**TASK PROMPT:** Lines containing "Harabasz" are to be counted. Report the count alone.

****************

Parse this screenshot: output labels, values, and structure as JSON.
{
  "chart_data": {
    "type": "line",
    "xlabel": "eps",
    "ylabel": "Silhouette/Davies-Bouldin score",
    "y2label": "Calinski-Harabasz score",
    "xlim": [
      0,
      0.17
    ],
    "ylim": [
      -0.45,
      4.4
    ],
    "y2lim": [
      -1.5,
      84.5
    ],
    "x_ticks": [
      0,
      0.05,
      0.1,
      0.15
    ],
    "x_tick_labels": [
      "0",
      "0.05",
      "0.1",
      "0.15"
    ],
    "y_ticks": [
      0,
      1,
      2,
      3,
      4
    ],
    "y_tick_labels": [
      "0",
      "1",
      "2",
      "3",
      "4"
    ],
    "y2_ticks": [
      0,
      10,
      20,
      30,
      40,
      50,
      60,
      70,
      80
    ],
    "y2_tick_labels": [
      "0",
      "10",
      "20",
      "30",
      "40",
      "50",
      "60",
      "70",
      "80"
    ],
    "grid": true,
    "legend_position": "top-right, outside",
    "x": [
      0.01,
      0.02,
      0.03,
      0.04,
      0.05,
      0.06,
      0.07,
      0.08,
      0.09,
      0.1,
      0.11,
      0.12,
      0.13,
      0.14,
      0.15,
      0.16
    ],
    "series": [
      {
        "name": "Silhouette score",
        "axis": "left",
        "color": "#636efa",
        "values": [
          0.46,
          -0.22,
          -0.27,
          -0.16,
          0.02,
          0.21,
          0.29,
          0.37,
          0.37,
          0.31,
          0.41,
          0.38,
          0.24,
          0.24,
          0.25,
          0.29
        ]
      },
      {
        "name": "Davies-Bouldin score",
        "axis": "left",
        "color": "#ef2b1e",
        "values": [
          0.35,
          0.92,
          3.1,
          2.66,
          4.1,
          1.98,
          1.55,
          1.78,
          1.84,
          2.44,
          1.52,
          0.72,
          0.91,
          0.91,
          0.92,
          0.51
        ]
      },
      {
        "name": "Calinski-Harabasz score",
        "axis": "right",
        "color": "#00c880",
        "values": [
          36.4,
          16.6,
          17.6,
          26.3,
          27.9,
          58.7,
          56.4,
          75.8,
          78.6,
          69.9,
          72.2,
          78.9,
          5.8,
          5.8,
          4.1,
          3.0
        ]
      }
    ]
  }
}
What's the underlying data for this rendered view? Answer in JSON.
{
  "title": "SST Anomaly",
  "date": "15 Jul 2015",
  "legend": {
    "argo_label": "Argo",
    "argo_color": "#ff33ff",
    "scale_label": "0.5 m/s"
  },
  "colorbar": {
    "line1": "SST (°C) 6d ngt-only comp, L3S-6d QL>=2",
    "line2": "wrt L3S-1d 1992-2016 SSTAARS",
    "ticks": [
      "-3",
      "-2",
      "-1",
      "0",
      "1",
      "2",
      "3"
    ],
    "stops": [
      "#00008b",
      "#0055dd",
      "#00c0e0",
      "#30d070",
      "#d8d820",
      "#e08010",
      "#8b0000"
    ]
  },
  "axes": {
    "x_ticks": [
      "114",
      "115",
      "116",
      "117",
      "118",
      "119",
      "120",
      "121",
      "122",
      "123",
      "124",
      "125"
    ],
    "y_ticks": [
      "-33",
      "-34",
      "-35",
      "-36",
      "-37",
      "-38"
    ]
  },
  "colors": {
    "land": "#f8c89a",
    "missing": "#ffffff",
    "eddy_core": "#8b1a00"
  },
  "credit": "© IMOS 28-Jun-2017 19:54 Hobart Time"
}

****************

**EXERCISE OUTPUT:** 2